* Data lines

━━━━━━━━━━━━━━━━━━━━━━━━━━━━━━

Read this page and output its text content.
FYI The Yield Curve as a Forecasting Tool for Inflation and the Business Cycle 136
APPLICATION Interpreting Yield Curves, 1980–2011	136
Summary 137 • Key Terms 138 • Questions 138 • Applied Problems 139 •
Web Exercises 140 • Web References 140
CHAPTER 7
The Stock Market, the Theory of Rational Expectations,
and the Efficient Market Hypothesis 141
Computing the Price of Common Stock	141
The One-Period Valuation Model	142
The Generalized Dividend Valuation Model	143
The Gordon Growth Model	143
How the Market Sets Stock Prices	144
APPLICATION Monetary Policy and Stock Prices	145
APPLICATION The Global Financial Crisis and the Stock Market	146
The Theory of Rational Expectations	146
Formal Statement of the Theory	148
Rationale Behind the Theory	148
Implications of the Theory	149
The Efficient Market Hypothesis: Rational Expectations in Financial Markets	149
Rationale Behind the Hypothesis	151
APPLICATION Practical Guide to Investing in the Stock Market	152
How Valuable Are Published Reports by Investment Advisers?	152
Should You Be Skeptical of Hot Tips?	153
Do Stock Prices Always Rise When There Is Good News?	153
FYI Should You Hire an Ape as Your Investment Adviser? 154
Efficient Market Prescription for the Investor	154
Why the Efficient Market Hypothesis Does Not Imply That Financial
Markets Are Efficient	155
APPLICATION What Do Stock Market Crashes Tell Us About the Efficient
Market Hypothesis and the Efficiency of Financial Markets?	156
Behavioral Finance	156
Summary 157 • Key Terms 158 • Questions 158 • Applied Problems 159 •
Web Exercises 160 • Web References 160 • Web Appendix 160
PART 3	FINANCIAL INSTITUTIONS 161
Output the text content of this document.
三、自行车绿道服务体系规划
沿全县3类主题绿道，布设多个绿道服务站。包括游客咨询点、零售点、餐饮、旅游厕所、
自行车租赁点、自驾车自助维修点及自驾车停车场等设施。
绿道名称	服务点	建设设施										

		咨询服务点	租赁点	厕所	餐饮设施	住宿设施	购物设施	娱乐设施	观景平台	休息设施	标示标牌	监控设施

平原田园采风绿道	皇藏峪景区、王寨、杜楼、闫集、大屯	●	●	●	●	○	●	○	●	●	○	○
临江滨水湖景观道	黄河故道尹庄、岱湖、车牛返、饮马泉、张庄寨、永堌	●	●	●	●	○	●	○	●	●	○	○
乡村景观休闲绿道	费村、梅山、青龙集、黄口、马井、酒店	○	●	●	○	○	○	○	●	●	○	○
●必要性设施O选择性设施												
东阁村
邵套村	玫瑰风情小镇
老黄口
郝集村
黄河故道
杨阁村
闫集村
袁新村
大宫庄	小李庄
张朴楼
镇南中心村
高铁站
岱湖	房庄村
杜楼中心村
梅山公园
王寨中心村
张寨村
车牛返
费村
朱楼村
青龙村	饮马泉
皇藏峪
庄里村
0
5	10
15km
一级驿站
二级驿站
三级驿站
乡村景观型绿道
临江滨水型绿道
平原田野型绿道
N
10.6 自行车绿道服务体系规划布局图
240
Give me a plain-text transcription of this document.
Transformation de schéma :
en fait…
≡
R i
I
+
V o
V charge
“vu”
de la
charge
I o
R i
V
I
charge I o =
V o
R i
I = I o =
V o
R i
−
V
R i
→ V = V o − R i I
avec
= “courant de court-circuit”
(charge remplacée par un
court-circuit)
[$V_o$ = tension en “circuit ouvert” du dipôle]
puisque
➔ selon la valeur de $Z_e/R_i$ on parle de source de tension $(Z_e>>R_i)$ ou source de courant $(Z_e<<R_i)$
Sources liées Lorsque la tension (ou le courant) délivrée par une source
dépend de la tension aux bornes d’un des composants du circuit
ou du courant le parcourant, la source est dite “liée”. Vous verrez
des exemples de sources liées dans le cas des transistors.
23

━━━━━━━━━━━━━━━━━━━━━━━━━━━━━━

* Goal
Please reproduce every line of the material word for word.

* Solution below
Read this page and output its text content.
FYI The Yield Curve as a Forecasting Tool for Inflation and the Business Cycle 136
APPLICATION Interpreting Yield Curves, 1980–2011	136
Summary 137 • Key Terms 138 • Questions 138 • Applied Problems 139 •
Web Exercises 140 • Web References 140
CHAPTER 7
The Stock Market, the Theory of Rational Expectations,
and the Efficient Market Hypothesis 141
Computing the Price of Common Stock	141
The One-Period Valuation Model	142
The Generalized Dividend Valuation Model	143
The Gordon Growth Model	143
How the Market Sets Stock Prices	144
APPLICATION Monetary Policy and Stock Prices	145
APPLICATION The Global Financial Crisis and the Stock Market	146
The Theory of Rational Expectations	146
Formal Statement of the Theory	148
Rationale Behind the Theory	148
Implications of the Theory	149
The Efficient Market Hypothesis: Rational Expectations in Financial Markets	149
Rationale Behind the Hypothesis	151
APPLICATION Practical Guide to Investing in the Stock Market	152
How Valuable Are Published Reports by Investment Advisers?	152
Should You Be Skeptical of Hot Tips?	153
Do Stock Prices Always Rise When There Is Good News?	153
FYI Should You Hire an Ape as Your Investment Adviser? 154
Efficient Market Prescription for the Investor	154
Why the Efficient Market Hypothesis Does Not Imply That Financial
Markets Are Efficient	155
APPLICATION What Do Stock Market Crashes Tell Us About the Efficient
Market Hypothesis and the Efficiency of Financial Markets?	156
Behavioral Finance	156
Summary 157 • Key Terms 158 • Questions 158 • Applied Problems 159 •
Web Exercises 160 • Web References 160 • Web Appendix 160
PART 3	FINANCIAL INSTITUTIONS 161
Output the text content of this document.
三、自行车绿道服务体系规划
沿全县3类主题绿道，布设多个绿道服务站。包括游客咨询点、零售点、餐饮、旅游厕所、
自行车租赁点、自驾车自助维修点及自驾车停车场等设施。
绿道名称	服务点	建设设施										

		咨询服务点	租赁点	厕所	餐饮设施	住宿设施	购物设施	娱乐设施	观景平台	休息设施	标示标牌	监控设施

平原田园采风绿道	皇藏峪景区、王寨、杜楼、闫集、大屯	●	●	●	●	○	●	○	●	●	○	○
临江滨水湖景观道	黄河故道尹庄、岱湖、车牛返、饮马泉、张庄寨、永堌	●	●	●	●	○	●	○	●	●	○	○
乡村景观休闲绿道	费村、梅山、青龙集、黄口、马井、酒店	○	●	●	○	○	○	○	●	●	○	○
●必要性设施O选择性设施												
东阁村
邵套村	玫瑰风情小镇
老黄口
郝集村
黄河故道
杨阁村
闫集村
袁新村
大宫庄	小李庄
张朴楼
镇南中心村
高铁站
岱湖	房庄村
杜楼中心村
梅山公园
王寨中心村
张寨村
车牛返
费村
朱楼村
青龙村	饮马泉
皇藏峪
庄里村
0
5	10
15km
一级驿站
二级驿站
三级驿站
乡村景观型绿道
临江滨水型绿道
平原田野型绿道
N
10.6 自行车绿道服务体系规划布局图
240
Give me a plain-text transcription of this document.
Transformation de schéma :
en fait…
≡
R i
I
+
V o
V charge
“vu”
de la
charge
I o
R i
V
I
charge I o =
V o
R i
I = I o =
V o
R i
−
V
R i
→ V = V o − R i I
avec
= “courant de court-circuit”
(charge remplacée par un
court-circuit)
[$V_o$ = tension en “circuit ouvert” du dipôle]
puisque
➔ selon la valeur de $Z_e/R_i$ on parle de source de tension $(Z_e>>R_i)$ ou source de courant $(Z_e<<R_i)$
Sources liées Lorsque la tension (ou le courant) délivrée par une source
dépend de la tension aux bornes d’un des composants du circuit
ou du courant le parcourant, la source est dite “liée”. Vous verrez
des exemples de sources liées dans le cas des transistors.
23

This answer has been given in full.